■ Work to complete
Show all lines holding "Terms".

■ Exercise data
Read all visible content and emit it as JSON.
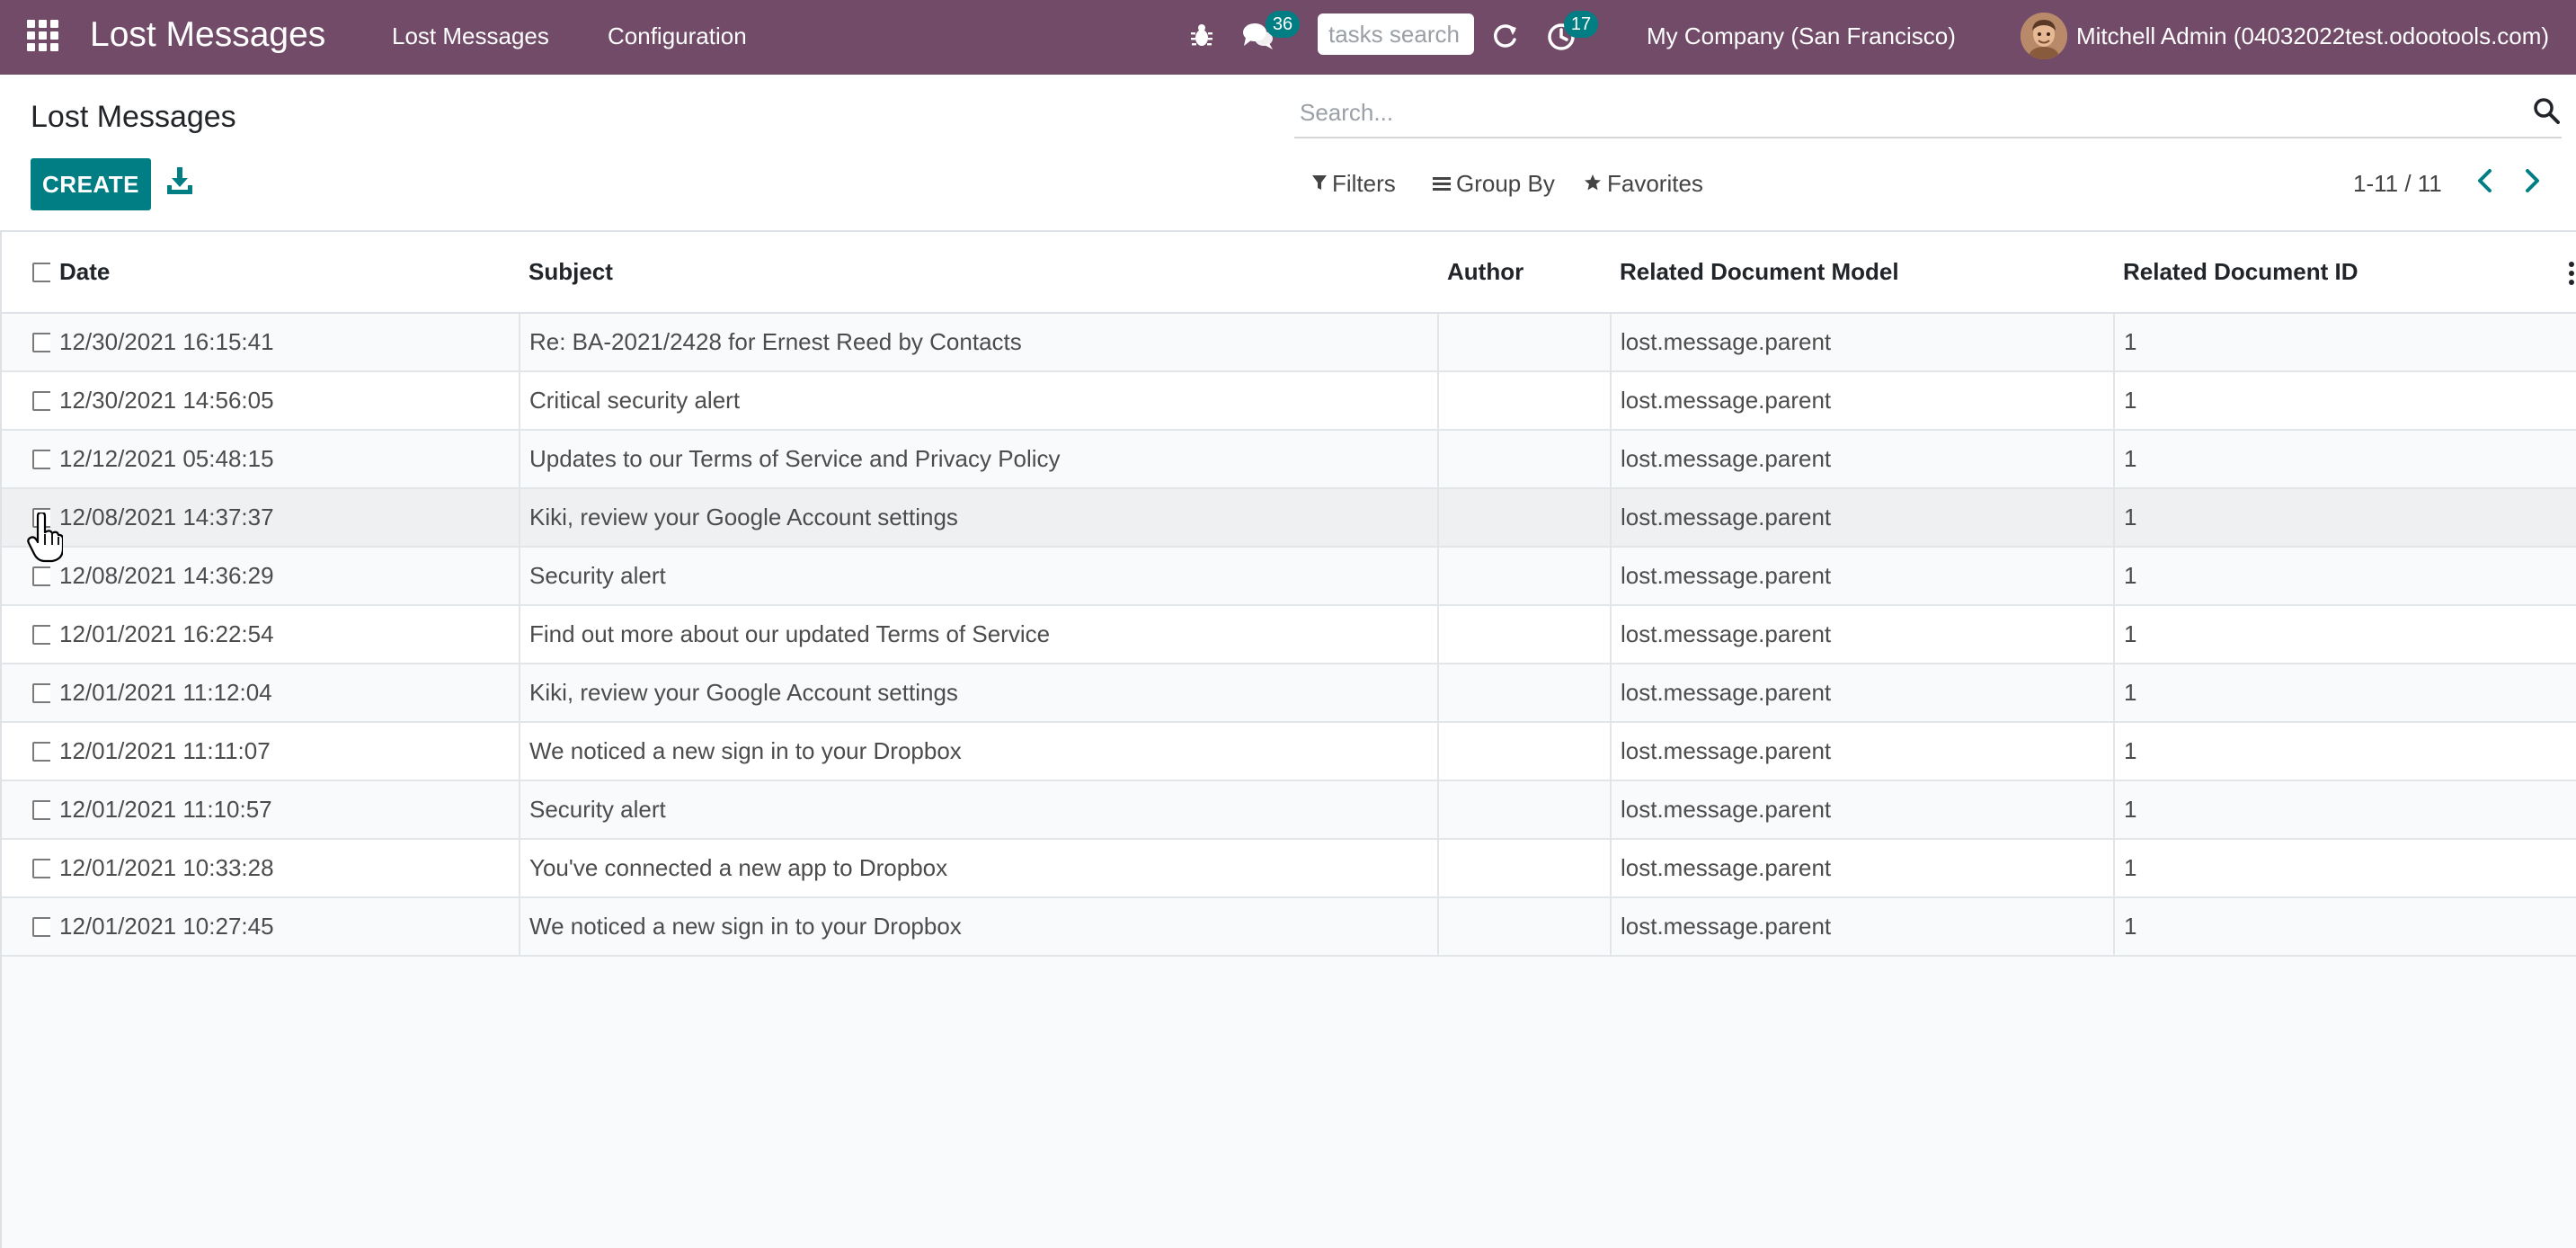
{
  "navbar": {
    "brand": "Lost Messages",
    "menu": [
      {
        "label": "Lost Messages"
      },
      {
        "label": "Configuration"
      }
    ],
    "chat_count": "36",
    "activity_count": "17",
    "tasks_search_placeholder": "tasks search",
    "company": "My Company (San Francisco)",
    "user": "Mitchell Admin (04032022test.odootools.com)",
    "color": "#714B67"
  },
  "control_panel": {
    "title": "Lost Messages",
    "search_placeholder": "Search...",
    "create_label": "CREATE",
    "filters_label": "Filters",
    "groupby_label": "Group By",
    "favorites_label": "Favorites",
    "pager": "1-11 / 11",
    "accent": "#017e84"
  },
  "table": {
    "columns": {
      "date": "Date",
      "subject": "Subject",
      "author": "Author",
      "model": "Related Document Model",
      "doc_id": "Related Document ID"
    },
    "rows": [
      {
        "date": "12/30/2021 16:15:41",
        "subject": "Re: BA-2021/2428 for Ernest Reed by Contacts",
        "author": "",
        "model": "lost.message.parent",
        "doc_id": "1"
      },
      {
        "date": "12/30/2021 14:56:05",
        "subject": "Critical security alert",
        "author": "",
        "model": "lost.message.parent",
        "doc_id": "1"
      },
      {
        "date": "12/12/2021 05:48:15",
        "subject": "Updates to our Terms of Service and Privacy Policy",
        "author": "",
        "model": "lost.message.parent",
        "doc_id": "1"
      },
      {
        "date": "12/08/2021 14:37:37",
        "subject": "Kiki, review your Google Account settings",
        "author": "",
        "model": "lost.message.parent",
        "doc_id": "1"
      },
      {
        "date": "12/08/2021 14:36:29",
        "subject": "Security alert",
        "author": "",
        "model": "lost.message.parent",
        "doc_id": "1"
      },
      {
        "date": "12/01/2021 16:22:54",
        "subject": "Find out more about our updated Terms of Service",
        "author": "",
        "model": "lost.message.parent",
        "doc_id": "1"
      },
      {
        "date": "12/01/2021 11:12:04",
        "subject": "Kiki, review your Google Account settings",
        "author": "",
        "model": "lost.message.parent",
        "doc_id": "1"
      },
      {
        "date": "12/01/2021 11:11:07",
        "subject": "We noticed a new sign in to your Dropbox",
        "author": "",
        "model": "lost.message.parent",
        "doc_id": "1"
      },
      {
        "date": "12/01/2021 11:10:57",
        "subject": "Security alert",
        "author": "",
        "model": "lost.message.parent",
        "doc_id": "1"
      },
      {
        "date": "12/01/2021 10:33:28",
        "subject": "You've connected a new app to Dropbox",
        "author": "",
        "model": "lost.message.parent",
        "doc_id": "1"
      },
      {
        "date": "12/01/2021 10:27:45",
        "subject": "We noticed a new sign in to your Dropbox",
        "author": "",
        "model": "lost.message.parent",
        "doc_id": "1"
      }
    ]
  },
  "icons": {
    "apps": "apps-grid-icon",
    "bug": "bug-icon",
    "chat": "chat-icon",
    "refresh": "refresh-icon",
    "activity": "clock-icon",
    "search": "search-icon",
    "download": "download-icon",
    "filter": "funnel-icon",
    "groupby": "list-icon",
    "favorites": "star-icon",
    "pager_prev": "chevron-left-icon",
    "pager_next": "chevron-right-icon",
    "optional_columns": "kebab-icon"
  }
}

■ The answer
        "subject": "Updates to our Terms of Service and Privacy Policy",
        "subject": "Find out more about our updated Terms of Service",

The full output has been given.